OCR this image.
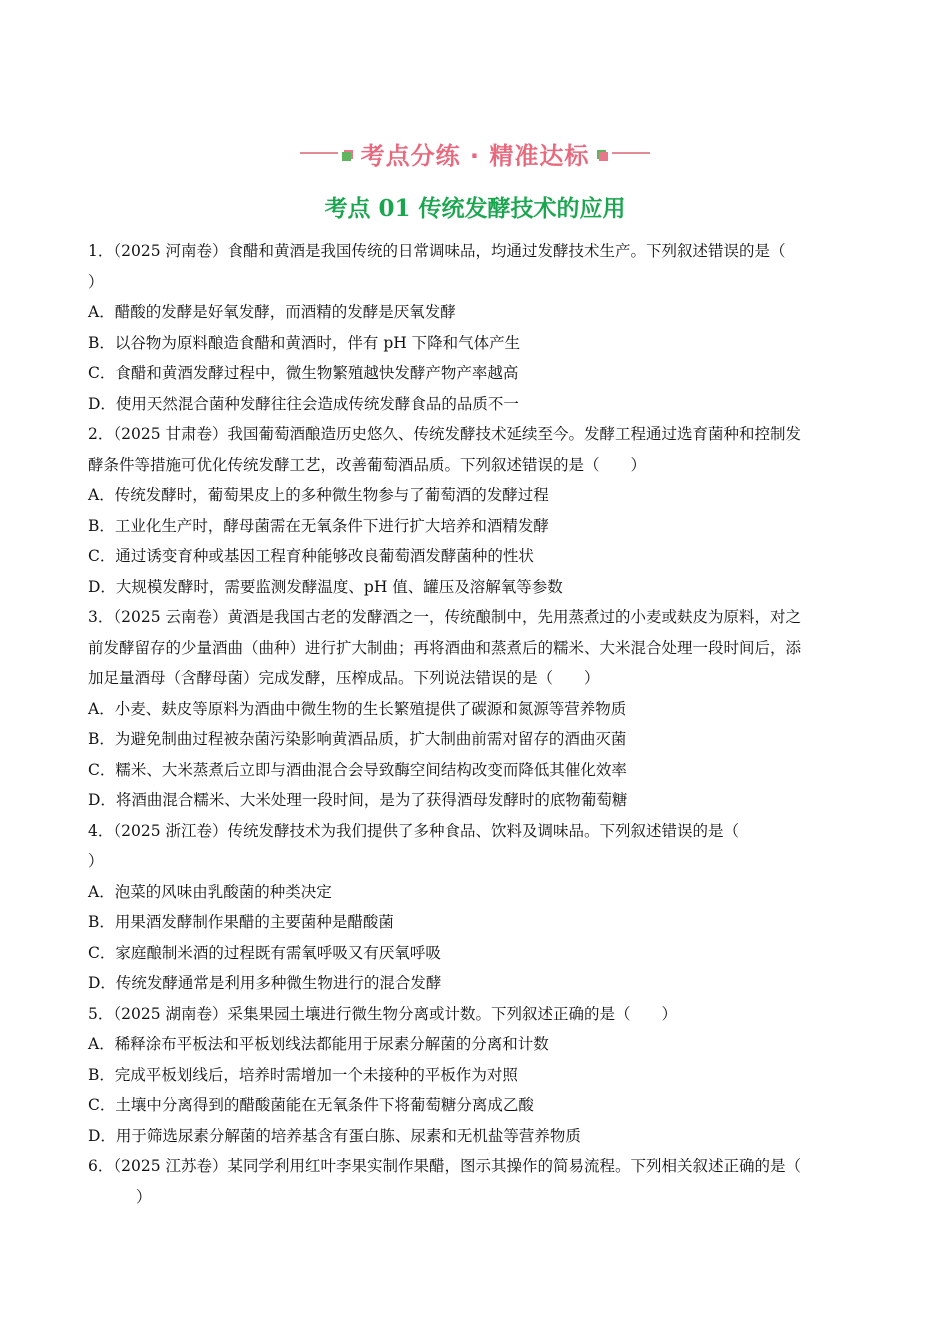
考点分练 · 精准达标
考点 01 传统发酵技术的应用

1．（2025 河南卷）食醋和黄酒是我国传统的日常调味品，均通过发酵技术生产。下列叙述错误的是（

）

A．醋酸的发酵是好氧发酵，而酒精的发酵是厌氧发酵

B．以谷物为原料酿造食醋和黄酒时，伴有 pH 下降和气体产生

C．食醋和黄酒发酵过程中，微生物繁殖越快发酵产物产率越高

D．使用天然混合菌种发酵往往会造成传统发酵食品的品质不一

2．（2025 甘肃卷）我国葡萄酒酿造历史悠久、传统发酵技术延续至今。发酵工程通过选育菌种和控制发

酵条件等措施可优化传统发酵工艺，改善葡萄酒品质。下列叙述错误的是（　　）

A．传统发酵时，葡萄果皮上的多种微生物参与了葡萄酒的发酵过程

B．工业化生产时，酵母菌需在无氧条件下进行扩大培养和酒精发酵

C．通过诱变育种或基因工程育种能够改良葡萄酒发酵菌种的性状

D．大规模发酵时，需要监测发酵温度、pH 值、罐压及溶解氧等参数

3．（2025 云南卷）黄酒是我国古老的发酵酒之一，传统酿制中，先用蒸煮过的小麦或麸皮为原料，对之

前发酵留存的少量酒曲（曲种）进行扩大制曲；再将酒曲和蒸煮后的糯米、大米混合处理一段时间后，添

加足量酒母（含酵母菌）完成发酵，压榨成品。下列说法错误的是（　　）

A．小麦、麸皮等原料为酒曲中微生物的生长繁殖提供了碳源和氮源等营养物质

B．为避免制曲过程被杂菌污染影响黄酒品质，扩大制曲前需对留存的酒曲灭菌

C．糯米、大米蒸煮后立即与酒曲混合会导致酶空间结构改变而降低其催化效率

D．将酒曲混合糯米、大米处理一段时间，是为了获得酒母发酵时的底物葡萄糖

4．（2025 浙江卷）传统发酵技术为我们提供了多种食品、饮料及调味品。下列叙述错误的是（

）

A．泡菜的风味由乳酸菌的种类决定

B．用果酒发酵制作果醋的主要菌种是醋酸菌

C．家庭酿制米酒的过程既有需氧呼吸又有厌氧呼吸

D．传统发酵通常是利用多种微生物进行的混合发酵

5．（2025 湖南卷）采集果园土壤进行微生物分离或计数。下列叙述正确的是（　　）

A．稀释涂布平板法和平板划线法都能用于尿素分解菌的分离和计数

B．完成平板划线后，培养时需增加一个未接种的平板作为对照

C．土壤中分离得到的醋酸菌能在无氧条件下将葡萄糖分离成乙酸

D．用于筛选尿素分解菌的培养基含有蛋白胨、尿素和无机盐等营养物质

6．（2025 江苏卷）某同学利用红叶李果实制作果醋，图示其操作的简易流程。下列相关叙述正确的是（

）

-*-*-

• [AIM OF THE EXERCISE]: Print the complete listing exactly as it stands, without its pictures.

• [REPLY TO THE TASK]:
OCR this image.
考点分练 · 精准达标
考点 01 传统发酵技术的应用

1．（2025 河南卷）食醋和黄酒是我国传统的日常调味品，均通过发酵技术生产。下列叙述错误的是（

）

A．醋酸的发酵是好氧发酵，而酒精的发酵是厌氧发酵

B．以谷物为原料酿造食醋和黄酒时，伴有 pH 下降和气体产生

C．食醋和黄酒发酵过程中，微生物繁殖越快发酵产物产率越高

D．使用天然混合菌种发酵往往会造成传统发酵食品的品质不一

2．（2025 甘肃卷）我国葡萄酒酿造历史悠久、传统发酵技术延续至今。发酵工程通过选育菌种和控制发

酵条件等措施可优化传统发酵工艺，改善葡萄酒品质。下列叙述错误的是（　　）

A．传统发酵时，葡萄果皮上的多种微生物参与了葡萄酒的发酵过程

B．工业化生产时，酵母菌需在无氧条件下进行扩大培养和酒精发酵

C．通过诱变育种或基因工程育种能够改良葡萄酒发酵菌种的性状

D．大规模发酵时，需要监测发酵温度、pH 值、罐压及溶解氧等参数

3．（2025 云南卷）黄酒是我国古老的发酵酒之一，传统酿制中，先用蒸煮过的小麦或麸皮为原料，对之

前发酵留存的少量酒曲（曲种）进行扩大制曲；再将酒曲和蒸煮后的糯米、大米混合处理一段时间后，添

加足量酒母（含酵母菌）完成发酵，压榨成品。下列说法错误的是（　　）

A．小麦、麸皮等原料为酒曲中微生物的生长繁殖提供了碳源和氮源等营养物质

B．为避免制曲过程被杂菌污染影响黄酒品质，扩大制曲前需对留存的酒曲灭菌

C．糯米、大米蒸煮后立即与酒曲混合会导致酶空间结构改变而降低其催化效率

D．将酒曲混合糯米、大米处理一段时间，是为了获得酒母发酵时的底物葡萄糖

4．（2025 浙江卷）传统发酵技术为我们提供了多种食品、饮料及调味品。下列叙述错误的是（

）

A．泡菜的风味由乳酸菌的种类决定

B．用果酒发酵制作果醋的主要菌种是醋酸菌

C．家庭酿制米酒的过程既有需氧呼吸又有厌氧呼吸

D．传统发酵通常是利用多种微生物进行的混合发酵

5．（2025 湖南卷）采集果园土壤进行微生物分离或计数。下列叙述正确的是（　　）

A．稀释涂布平板法和平板划线法都能用于尿素分解菌的分离和计数

B．完成平板划线后，培养时需增加一个未接种的平板作为对照

C．土壤中分离得到的醋酸菌能在无氧条件下将葡萄糖分离成乙酸

D．用于筛选尿素分解菌的培养基含有蛋白胨、尿素和无机盐等营养物质

6．（2025 江苏卷）某同学利用红叶李果实制作果醋，图示其操作的简易流程。下列相关叙述正确的是（

）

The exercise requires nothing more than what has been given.